Lütfen aşağıdaki Misâk-ı Millî yazısını kaldığı yerden devam ettirin.

◆ **Metin parçası**

--

105. YIL DÖNÜMÜNDE MİSÂK-I MİLLÎ

Turk DEGS
Yazan: Turk DEGS 5 Dk. Okuma
5 Dk. Okuma

Mustafa Kemal Paşa’nın Samsun’a geçmesiyle attığı ilk adım sadece bir adım olmayacak, binlerce yıldır bağımsız yaşamış Türk milleti için önemli bir milat olacaktır. Mondros Mütarekesi sonrasında İstanbul’da Kazım Karabekir, Ali Fuat (Cebesoy), İsmet (İnönü) gibi silah arkadaşları ile yaptığı sohbetler ve planların hayata geçmesi için Samsun sonrasında emin adımlarla yürüyüşüne devam etmiştir. Havza’da işgallere karşı mitingler yapılmasının ve protesto telgrafları çekilmesinin kıymetine dikkat çekerken Amasya’da Millî Mücadele’nin gerekçesini, yöntemini ilan etmiş âdeta rotasını oluşturmuştur. Erzurum ve Sivas Kongreleri ile toplumsal taban oluşturulmuş ve vatanı kurtuluşa erdirecek planların temeli atılmış ve de yeni kurulacak olan devletin sınırlarını ortaya koyacak Misâk-ı Millî’nin altyapısı oluşturulmuştur. Millî Mücadele’nin nihai amacı olan Misâk-ı Millî Beyannâmesi’nin kabul edilmesinden yaklaşık altı ay önce Erzurum’da dört ay önce de Sivas’ta sınırların nasıl belirleneceği ortaya konmuştu. Misâk-ı Millî’nin temelini teşkil eden Erzurum ve Sivas Kongreleri’nin sonuç bildirgelerinde sınırlar ve egemenliğin korunmasına dair hususlar şöyle düzenlenmiştir: 

“İtilâf Devletleri tarafından Mondros Mütarekesi’nin imza olunduğu 30 Ekim 1918 tarihindeki hududumuz dâhilinde kalıp büyük çoğunluğu İslâm unsurlarıyla yerleşik bulunan ve kültürel ve medeni üstünlüğü Müslümanlara ait bulunan vahdet-i mülkiyemizin taksimi nazariyesinden tamamen feragatle bu topraklar üzerindeki hukuk-ı tarihiye, ırkiye, diniye ve coğrafiyemize riayet edilmesine ve buna aykırı teşebbüslerin iptaline ve bu suretle hak ve adalete dayanan bir karar ittihaz olunmasına intizar ederiz.”

--

◆ **Verilen kayıtlar**
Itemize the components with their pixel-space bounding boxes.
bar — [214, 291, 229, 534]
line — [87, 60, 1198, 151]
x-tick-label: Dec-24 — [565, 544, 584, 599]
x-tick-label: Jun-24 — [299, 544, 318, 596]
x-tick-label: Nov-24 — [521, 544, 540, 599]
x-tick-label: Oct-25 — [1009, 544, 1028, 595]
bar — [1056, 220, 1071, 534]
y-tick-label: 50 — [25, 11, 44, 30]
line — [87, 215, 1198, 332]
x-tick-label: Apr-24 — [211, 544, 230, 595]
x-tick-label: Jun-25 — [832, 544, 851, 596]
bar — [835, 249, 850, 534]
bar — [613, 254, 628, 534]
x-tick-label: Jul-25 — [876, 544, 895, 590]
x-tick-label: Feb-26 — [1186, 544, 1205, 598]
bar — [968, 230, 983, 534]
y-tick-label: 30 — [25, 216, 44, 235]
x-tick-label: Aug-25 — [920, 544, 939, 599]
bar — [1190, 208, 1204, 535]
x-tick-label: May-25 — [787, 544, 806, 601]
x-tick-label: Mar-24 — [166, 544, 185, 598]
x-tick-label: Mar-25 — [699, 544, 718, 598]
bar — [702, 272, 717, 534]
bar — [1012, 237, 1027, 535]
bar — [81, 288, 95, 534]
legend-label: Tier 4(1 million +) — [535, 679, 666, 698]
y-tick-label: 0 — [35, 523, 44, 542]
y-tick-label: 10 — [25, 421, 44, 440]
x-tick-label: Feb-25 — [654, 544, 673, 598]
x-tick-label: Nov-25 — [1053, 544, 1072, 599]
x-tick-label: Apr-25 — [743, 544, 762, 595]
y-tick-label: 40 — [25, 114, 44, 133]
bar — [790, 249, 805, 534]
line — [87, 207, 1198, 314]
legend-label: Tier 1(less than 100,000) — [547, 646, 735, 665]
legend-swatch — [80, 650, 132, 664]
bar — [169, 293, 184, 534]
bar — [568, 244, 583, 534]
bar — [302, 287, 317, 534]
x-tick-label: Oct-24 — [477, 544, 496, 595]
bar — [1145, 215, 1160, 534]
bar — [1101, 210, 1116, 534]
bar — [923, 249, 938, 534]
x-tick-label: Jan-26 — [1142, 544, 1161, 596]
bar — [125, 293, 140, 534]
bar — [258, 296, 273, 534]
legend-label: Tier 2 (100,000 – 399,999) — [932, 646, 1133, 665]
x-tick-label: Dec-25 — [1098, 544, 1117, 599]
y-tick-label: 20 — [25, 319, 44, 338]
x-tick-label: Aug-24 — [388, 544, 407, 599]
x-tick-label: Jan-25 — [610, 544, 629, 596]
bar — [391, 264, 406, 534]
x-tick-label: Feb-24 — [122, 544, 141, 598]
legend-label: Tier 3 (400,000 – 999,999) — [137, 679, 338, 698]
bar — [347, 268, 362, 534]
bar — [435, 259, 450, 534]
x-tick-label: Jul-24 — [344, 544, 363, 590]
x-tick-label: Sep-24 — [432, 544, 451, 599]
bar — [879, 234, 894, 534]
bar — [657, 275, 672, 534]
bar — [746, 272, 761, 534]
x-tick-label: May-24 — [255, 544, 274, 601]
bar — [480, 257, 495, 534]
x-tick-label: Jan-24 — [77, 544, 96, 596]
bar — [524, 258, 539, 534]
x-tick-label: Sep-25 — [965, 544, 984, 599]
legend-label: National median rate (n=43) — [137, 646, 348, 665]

--

◆ **Sorunun yanıtı**
12 Ocak 1920’de açılan son Osmanlı Meclisi, 28 Ocak 1920’de kabul ettiği Ahd-i Millî veya Peymânı Millî olarak da tanımlanan Misâk-ı Millî Beyannânmesi, Erzurum ve Sivas Kongrelerindeki esasa uygun olarak hazırlanmıştı. Misâk-ı Millî’nin maddeleri ise şöyledir:

  1. Osmanlı Devleti’nin sadece Arap çoğunluğunun yaşadığı, 30 Ekim 1918 tarihli Mütarekenin imzalanması sırasında işgal altında kalan kısımlarının mukadderatı ahalisinin serbestçe vereceği oylara göre belirleneceğinden adı geçen Mütareke hattının içinde ve dışında dinen, ırken, emelen birleşmiş, karşılıklı sevgi ve fedakârlık hisleriyle dolu, örfî ve içtimaî haklarıyla mahallî şartlara tamamen riayetkâr Osmanlı-İslâm ekseriyetiyle meskûn bulunan kısımların tamamı hakikaten ve hükmen hiçbir sebeple ayrılma kabul etmez bir bütündür. 
  2. Ahalisi ilk serbest kaldığı zamanda genel oylarıyla anavatana katılmış olan Elviye-i Selâse (Kars, Ardahan, Batum) için gerektiğinde tekrar genel oya başvurulmasını kabul ederiz. 
  3. Trakya barışına bağlanan Batı Trakya’nın hukukî durumunun tespiti de orada yaşayanların serbestçe beyan edecekleri oylara göre belirlenmelidir. 
  4. İslâm hilâfetinin makarrı, saltanatın pâyitahtı ve Osmanlı hükümetinin merkezi olan İstanbul şehriyle Marmara denizinin güvenliği her türlü tehlikeden korunmuş olmalıdır. Bu esas saklı kalmak şartıyla Akdeniz ve Karadeniz boğazlarının dünya ticaret ve taşımacılığına açık kalması hakkında bizimle diğer bütün ilgili devletlerin müttefikan verecekleri karar geçerlidir. 
  5. İtilâf devletleriyle düşmanları ve bazı ortakları arasında kararlaştırılmış olan antlaşma hükümleri çerçevesinde azınlıkların haklarına, civar ülkelerdeki Müslüman ahalinin de aynı haklardan faydalanması şartıyla riayet edilecektir. 
  6. Millî ve iktisadî gelişmemizin imkân dairesine girmesi ve daha modern bir idareye kavuşmamız için her devlet gibi bizim de gelişme araçlarımızın temininde tam bağımsızlığa ve serbestliğe sahip olmamız hayat ve bekamızın esas temelidir. Bu sebeple siyasî, adlî, malî ve diğer gelişmelerimizi engelleyici kayıtlara karşıyız. Tahakkuk edecek borçlarımızın ödenme şartları da bu esaslara aykırı olmayacaktır.

Misâk-ı Millî’de hedef geniş tutulmuş, fakat şartlar gereği bir kısmı gerçekleştirilememiştir. Mustafa Kemal Paşa’ya ait beyanatlardan da anlaşılmaktadır ki sınırların çizilmesinde esas olan kriter; askerî düşünceler değil tarihî, sosyolojik ve kültürel hususlardır.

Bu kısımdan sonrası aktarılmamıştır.